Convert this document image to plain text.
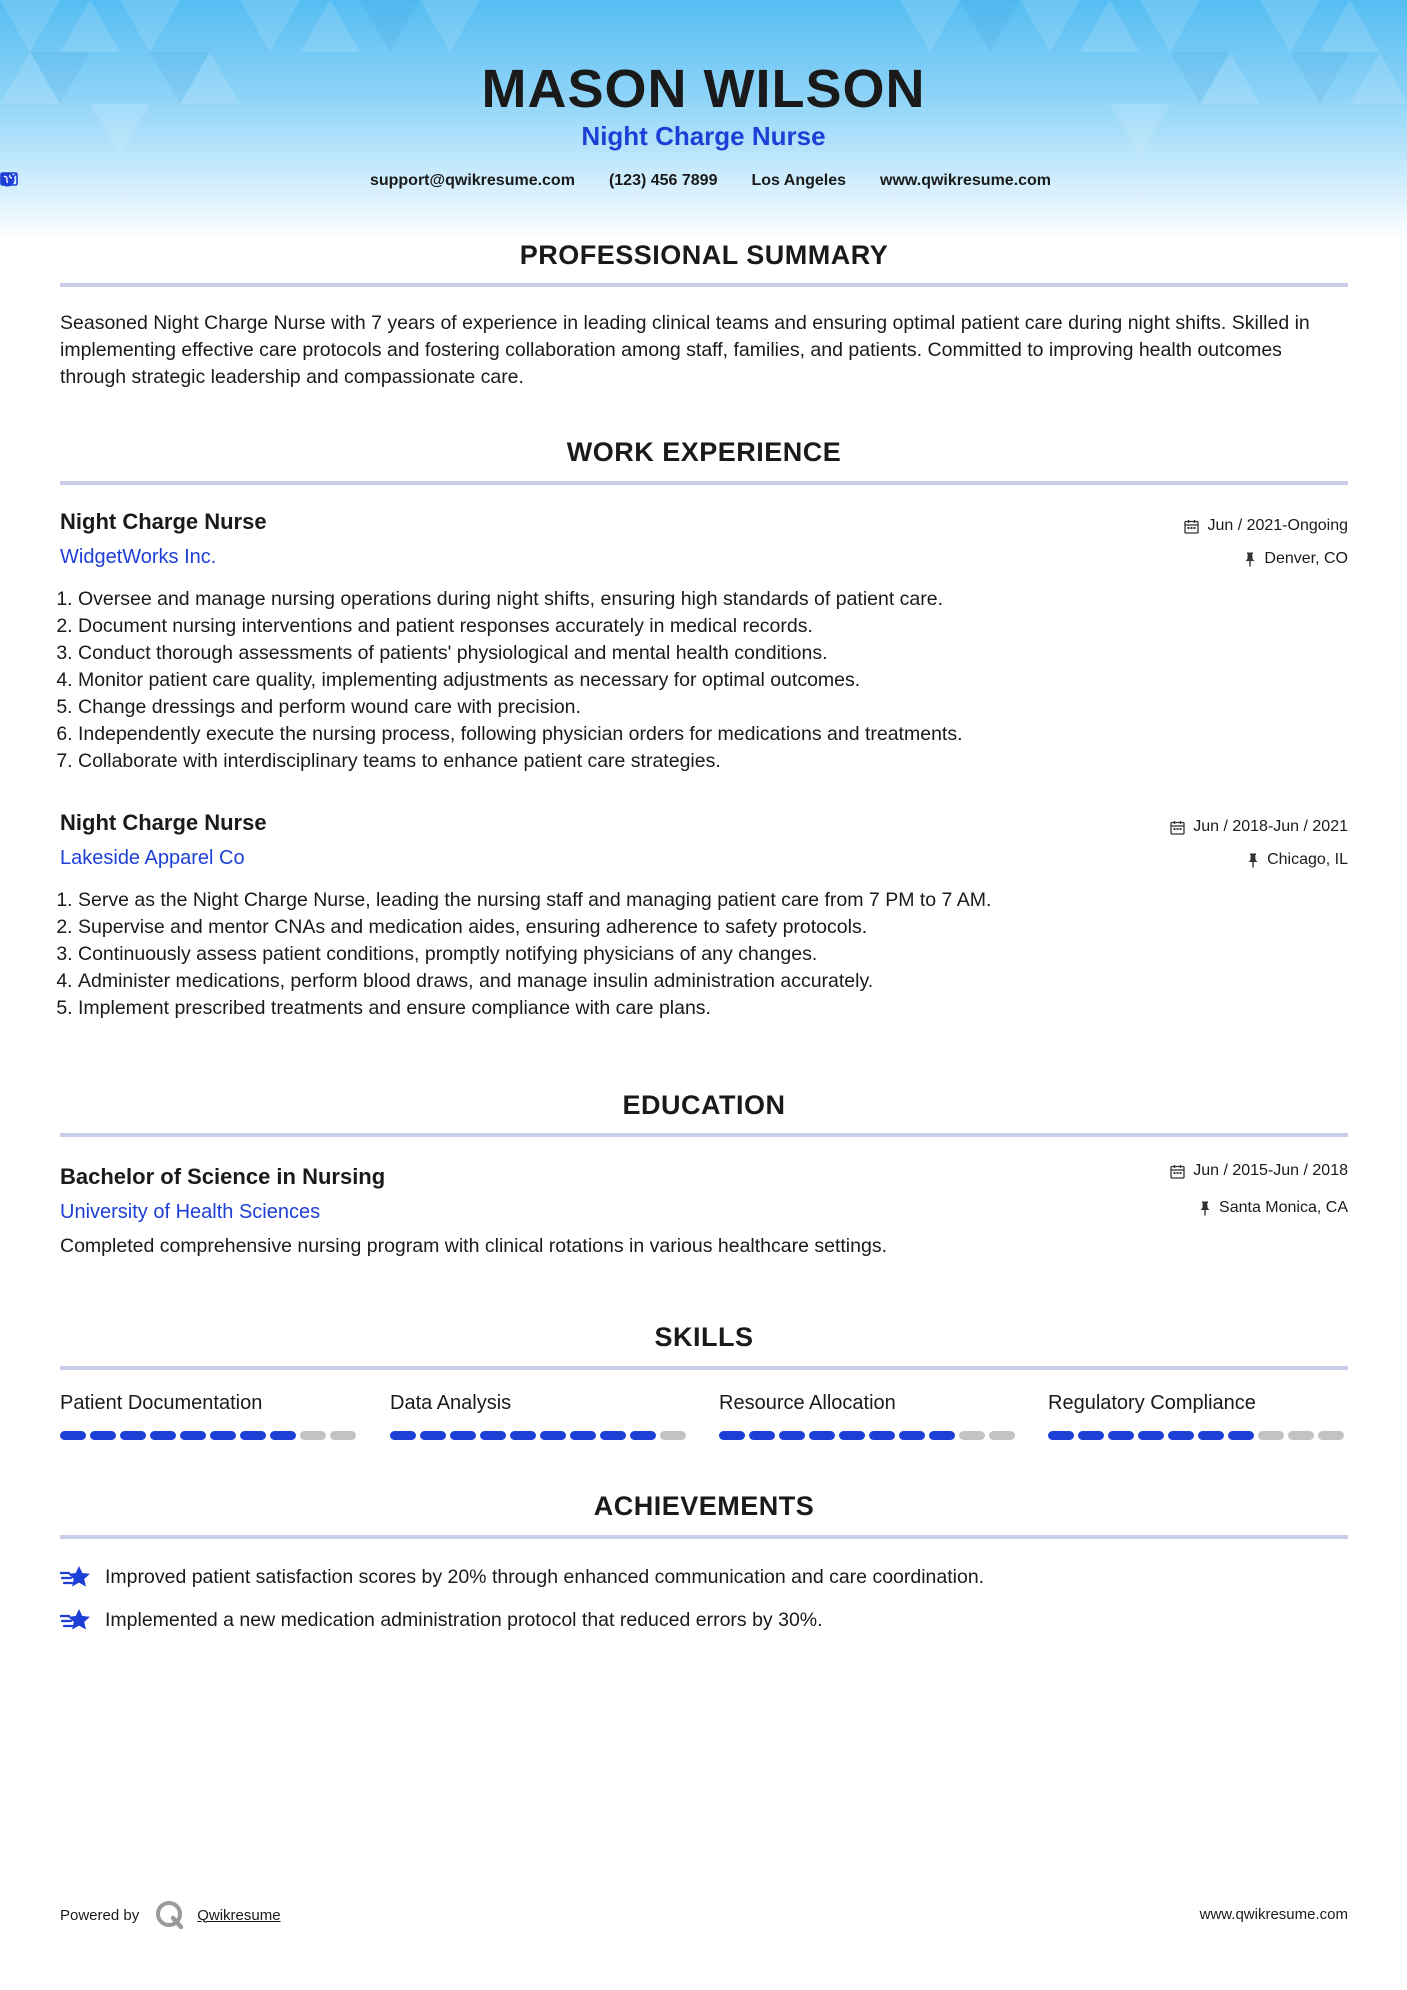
MASON WILSON
Night Charge Nurse
support@qwikresume.com (123) 456 7899 Los Angeles www.qwikresume.com
PROFESSIONAL SUMMARY
Seasoned Night Charge Nurse with 7 years of experience in leading clinical teams and ensuring optimal patient care during night shifts. Skilled in implementing effective care protocols and fostering collaboration among staff, families, and patients. Committed to improving health outcomes through strategic leadership and compassionate care.
WORK EXPERIENCE
Night Charge Nurse
WidgetWorks Inc.
Jun / 2021-Ongoing
Denver, CO
1. Oversee and manage nursing operations during night shifts, ensuring high standards of patient care.
2. Document nursing interventions and patient responses accurately in medical records.
3. Conduct thorough assessments of patients' physiological and mental health conditions.
4. Monitor patient care quality, implementing adjustments as necessary for optimal outcomes.
5. Change dressings and perform wound care with precision.
6. Independently execute the nursing process, following physician orders for medications and treatments.
7. Collaborate with interdisciplinary teams to enhance patient care strategies.
Night Charge Nurse
Lakeside Apparel Co
Jun / 2018-Jun / 2021
Chicago, IL
1. Serve as the Night Charge Nurse, leading the nursing staff and managing patient care from 7 PM to 7 AM.
2. Supervise and mentor CNAs and medication aides, ensuring adherence to safety protocols.
3. Continuously assess patient conditions, promptly notifying physicians of any changes.
4. Administer medications, perform blood draws, and manage insulin administration accurately.
5. Implement prescribed treatments and ensure compliance with care plans.
EDUCATION
Bachelor of Science in Nursing
University of Health Sciences
Jun / 2015-Jun / 2018
Santa Monica, CA
Completed comprehensive nursing program with clinical rotations in various healthcare settings.
SKILLS
Patient Documentation	Data Analysis	Resource Allocation	Regulatory Compliance
ACHIEVEMENTS
Improved patient satisfaction scores by 20% through enhanced communication and care coordination.
Implemented a new medication administration protocol that reduced errors by 30%.
Powered by	Qwikresume	www.qwikresume.com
--------------------
### What to produce
An exact copy of the listing is required; return it without any pictures.

### Result
Convert this document image to plain text.
MASON WILSON
Night Charge Nurse
support@qwikresume.com (123) 456 7899 Los Angeles www.qwikresume.com
PROFESSIONAL SUMMARY
Seasoned Night Charge Nurse with 7 years of experience in leading clinical teams and ensuring optimal patient care during night shifts. Skilled in implementing effective care protocols and fostering collaboration among staff, families, and patients. Committed to improving health outcomes through strategic leadership and compassionate care.
WORK EXPERIENCE
Night Charge Nurse
WidgetWorks Inc.
Jun / 2021-Ongoing
Denver, CO
1. Oversee and manage nursing operations during night shifts, ensuring high standards of patient care.
2. Document nursing interventions and patient responses accurately in medical records.
3. Conduct thorough assessments of patients' physiological and mental health conditions.
4. Monitor patient care quality, implementing adjustments as necessary for optimal outcomes.
5. Change dressings and perform wound care with precision.
6. Independently execute the nursing process, following physician orders for medications and treatments.
7. Collaborate with interdisciplinary teams to enhance patient care strategies.
Night Charge Nurse
Lakeside Apparel Co
Jun / 2018-Jun / 2021
Chicago, IL
1. Serve as the Night Charge Nurse, leading the nursing staff and managing patient care from 7 PM to 7 AM.
2. Supervise and mentor CNAs and medication aides, ensuring adherence to safety protocols.
3. Continuously assess patient conditions, promptly notifying physicians of any changes.
4. Administer medications, perform blood draws, and manage insulin administration accurately.
5. Implement prescribed treatments and ensure compliance with care plans.
EDUCATION
Bachelor of Science in Nursing
University of Health Sciences
Jun / 2015-Jun / 2018
Santa Monica, CA
Completed comprehensive nursing program with clinical rotations in various healthcare settings.
SKILLS
Patient Documentation	Data Analysis	Resource Allocation	Regulatory Compliance
ACHIEVEMENTS
Improved patient satisfaction scores by 20% through enhanced communication and care coordination.
Implemented a new medication administration protocol that reduced errors by 30%.
Powered by	Qwikresume	www.qwikresume.com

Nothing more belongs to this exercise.